THE REQUEST: Exact repetition of every entry is required.
==== RECORDS PROVIDED
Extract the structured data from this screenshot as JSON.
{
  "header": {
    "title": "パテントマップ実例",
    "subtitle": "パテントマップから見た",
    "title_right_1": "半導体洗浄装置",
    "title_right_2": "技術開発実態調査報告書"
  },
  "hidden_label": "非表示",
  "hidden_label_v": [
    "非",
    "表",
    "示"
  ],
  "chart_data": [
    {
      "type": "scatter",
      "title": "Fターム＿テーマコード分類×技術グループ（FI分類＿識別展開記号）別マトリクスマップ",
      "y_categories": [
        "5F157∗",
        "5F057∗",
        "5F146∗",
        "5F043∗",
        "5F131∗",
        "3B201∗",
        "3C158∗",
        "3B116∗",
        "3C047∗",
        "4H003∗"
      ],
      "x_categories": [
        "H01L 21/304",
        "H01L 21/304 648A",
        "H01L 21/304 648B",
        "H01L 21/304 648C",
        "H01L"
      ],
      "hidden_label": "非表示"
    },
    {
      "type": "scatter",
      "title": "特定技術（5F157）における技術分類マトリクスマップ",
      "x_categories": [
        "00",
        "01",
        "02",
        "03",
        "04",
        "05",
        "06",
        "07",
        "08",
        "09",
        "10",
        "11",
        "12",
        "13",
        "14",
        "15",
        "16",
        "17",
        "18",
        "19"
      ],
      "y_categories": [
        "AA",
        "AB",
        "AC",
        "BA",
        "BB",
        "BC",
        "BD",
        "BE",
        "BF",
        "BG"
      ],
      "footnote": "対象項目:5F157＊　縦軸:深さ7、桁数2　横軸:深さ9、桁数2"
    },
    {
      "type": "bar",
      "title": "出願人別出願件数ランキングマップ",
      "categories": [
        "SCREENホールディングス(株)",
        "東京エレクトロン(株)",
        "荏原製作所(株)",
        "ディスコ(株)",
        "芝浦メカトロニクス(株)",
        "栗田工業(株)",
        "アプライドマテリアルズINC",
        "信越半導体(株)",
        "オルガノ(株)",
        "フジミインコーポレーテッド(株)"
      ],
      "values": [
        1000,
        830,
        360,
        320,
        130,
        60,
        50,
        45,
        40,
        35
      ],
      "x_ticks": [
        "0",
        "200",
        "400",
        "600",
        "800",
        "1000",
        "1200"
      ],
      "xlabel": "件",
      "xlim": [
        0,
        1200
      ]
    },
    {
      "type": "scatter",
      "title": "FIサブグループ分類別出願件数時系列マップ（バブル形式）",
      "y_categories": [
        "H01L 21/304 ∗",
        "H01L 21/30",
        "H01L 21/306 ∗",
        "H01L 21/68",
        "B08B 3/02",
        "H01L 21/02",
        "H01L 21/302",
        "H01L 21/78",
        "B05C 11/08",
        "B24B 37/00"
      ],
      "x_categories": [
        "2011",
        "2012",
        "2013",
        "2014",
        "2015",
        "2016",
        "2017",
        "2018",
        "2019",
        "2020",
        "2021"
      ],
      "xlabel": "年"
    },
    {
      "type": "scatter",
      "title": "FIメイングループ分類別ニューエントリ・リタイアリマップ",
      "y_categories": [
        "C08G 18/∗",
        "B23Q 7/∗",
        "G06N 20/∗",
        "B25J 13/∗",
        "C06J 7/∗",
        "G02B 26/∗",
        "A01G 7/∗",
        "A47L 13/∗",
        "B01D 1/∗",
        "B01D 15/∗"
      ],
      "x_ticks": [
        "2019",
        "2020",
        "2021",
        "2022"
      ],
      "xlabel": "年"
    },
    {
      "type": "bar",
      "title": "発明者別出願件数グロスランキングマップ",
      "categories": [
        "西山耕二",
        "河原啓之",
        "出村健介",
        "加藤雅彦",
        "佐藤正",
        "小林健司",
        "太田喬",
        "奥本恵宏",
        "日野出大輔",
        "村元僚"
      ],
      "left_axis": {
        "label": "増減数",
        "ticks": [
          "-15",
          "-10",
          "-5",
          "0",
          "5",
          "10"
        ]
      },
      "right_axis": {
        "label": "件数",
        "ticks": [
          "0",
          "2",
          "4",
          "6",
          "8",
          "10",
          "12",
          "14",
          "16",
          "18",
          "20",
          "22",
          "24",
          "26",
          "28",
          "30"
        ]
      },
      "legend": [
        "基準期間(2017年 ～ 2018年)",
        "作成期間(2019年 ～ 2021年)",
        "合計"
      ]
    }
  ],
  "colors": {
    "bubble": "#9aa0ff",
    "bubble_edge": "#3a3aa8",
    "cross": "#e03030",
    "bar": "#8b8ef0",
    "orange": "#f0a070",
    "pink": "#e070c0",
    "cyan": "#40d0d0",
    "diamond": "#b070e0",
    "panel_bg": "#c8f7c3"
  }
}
========
SOLVED PROBLEM:
Extract the structured data from this screenshot as JSON.
{
  "header": {
    "title": "パテントマップ実例",
    "subtitle": "パテントマップから見た",
    "title_right_1": "半導体洗浄装置",
    "title_right_2": "技術開発実態調査報告書"
  },
  "hidden_label": "非表示",
  "hidden_label_v": [
    "非",
    "表",
    "示"
  ],
  "chart_data": [
    {
      "type": "scatter",
      "title": "Fターム＿テーマコード分類×技術グループ（FI分類＿識別展開記号）別マトリクスマップ",
      "y_categories": [
        "5F157∗",
        "5F057∗",
        "5F146∗",
        "5F043∗",
        "5F131∗",
        "3B201∗",
        "3C158∗",
        "3B116∗",
        "3C047∗",
        "4H003∗"
      ],
      "x_categories": [
        "H01L 21/304",
        "H01L 21/304 648A",
        "H01L 21/304 648B",
        "H01L 21/304 648C",
        "H01L"
      ],
      "hidden_label": "非表示"
    },
    {
      "type": "scatter",
      "title": "特定技術（5F157）における技術分類マトリクスマップ",
      "x_categories": [
        "00",
        "01",
        "02",
        "03",
        "04",
        "05",
        "06",
        "07",
        "08",
        "09",
        "10",
        "11",
        "12",
        "13",
        "14",
        "15",
        "16",
        "17",
        "18",
        "19"
      ],
      "y_categories": [
        "AA",
        "AB",
        "AC",
        "BA",
        "BB",
        "BC",
        "BD",
        "BE",
        "BF",
        "BG"
      ],
      "footnote": "対象項目:5F157＊　縦軸:深さ7、桁数2　横軸:深さ9、桁数2"
    },
    {
      "type": "bar",
      "title": "出願人別出願件数ランキングマップ",
      "categories": [
        "SCREENホールディングス(株)",
        "東京エレクトロン(株)",
        "荏原製作所(株)",
        "ディスコ(株)",
        "芝浦メカトロニクス(株)",
        "栗田工業(株)",
        "アプライドマテリアルズINC",
        "信越半導体(株)",
        "オルガノ(株)",
        "フジミインコーポレーテッド(株)"
      ],
      "values": [
        1000,
        830,
        360,
        320,
        130,
        60,
        50,
        45,
        40,
        35
      ],
      "x_ticks": [
        "0",
        "200",
        "400",
        "600",
        "800",
        "1000",
        "1200"
      ],
      "xlabel": "件",
      "xlim": [
        0,
        1200
      ]
    },
    {
      "type": "scatter",
      "title": "FIサブグループ分類別出願件数時系列マップ（バブル形式）",
      "y_categories": [
        "H01L 21/304 ∗",
        "H01L 21/30",
        "H01L 21/306 ∗",
        "H01L 21/68",
        "B08B 3/02",
        "H01L 21/02",
        "H01L 21/302",
        "H01L 21/78",
        "B05C 11/08",
        "B24B 37/00"
      ],
      "x_categories": [
        "2011",
        "2012",
        "2013",
        "2014",
        "2015",
        "2016",
        "2017",
        "2018",
        "2019",
        "2020",
        "2021"
      ],
      "xlabel": "年"
    },
    {
      "type": "scatter",
      "title": "FIメイングループ分類別ニューエントリ・リタイアリマップ",
      "y_categories": [
        "C08G 18/∗",
        "B23Q 7/∗",
        "G06N 20/∗",
        "B25J 13/∗",
        "C06J 7/∗",
        "G02B 26/∗",
        "A01G 7/∗",
        "A47L 13/∗",
        "B01D 1/∗",
        "B01D 15/∗"
      ],
      "x_ticks": [
        "2019",
        "2020",
        "2021",
        "2022"
      ],
      "xlabel": "年"
    },
    {
      "type": "bar",
      "title": "発明者別出願件数グロスランキングマップ",
      "categories": [
        "西山耕二",
        "河原啓之",
        "出村健介",
        "加藤雅彦",
        "佐藤正",
        "小林健司",
        "太田喬",
        "奥本恵宏",
        "日野出大輔",
        "村元僚"
      ],
      "left_axis": {
        "label": "増減数",
        "ticks": [
          "-15",
          "-10",
          "-5",
          "0",
          "5",
          "10"
        ]
      },
      "right_axis": {
        "label": "件数",
        "ticks": [
          "0",
          "2",
          "4",
          "6",
          "8",
          "10",
          "12",
          "14",
          "16",
          "18",
          "20",
          "22",
          "24",
          "26",
          "28",
          "30"
        ]
      },
      "legend": [
        "基準期間(2017年 ～ 2018年)",
        "作成期間(2019年 ～ 2021年)",
        "合計"
      ]
    }
  ],
  "colors": {
    "bubble": "#9aa0ff",
    "bubble_edge": "#3a3aa8",
    "cross": "#e03030",
    "bar": "#8b8ef0",
    "orange": "#f0a070",
    "pink": "#e070c0",
    "cyan": "#40d0d0",
    "diamond": "#b070e0",
    "panel_bg": "#c8f7c3"
  }
}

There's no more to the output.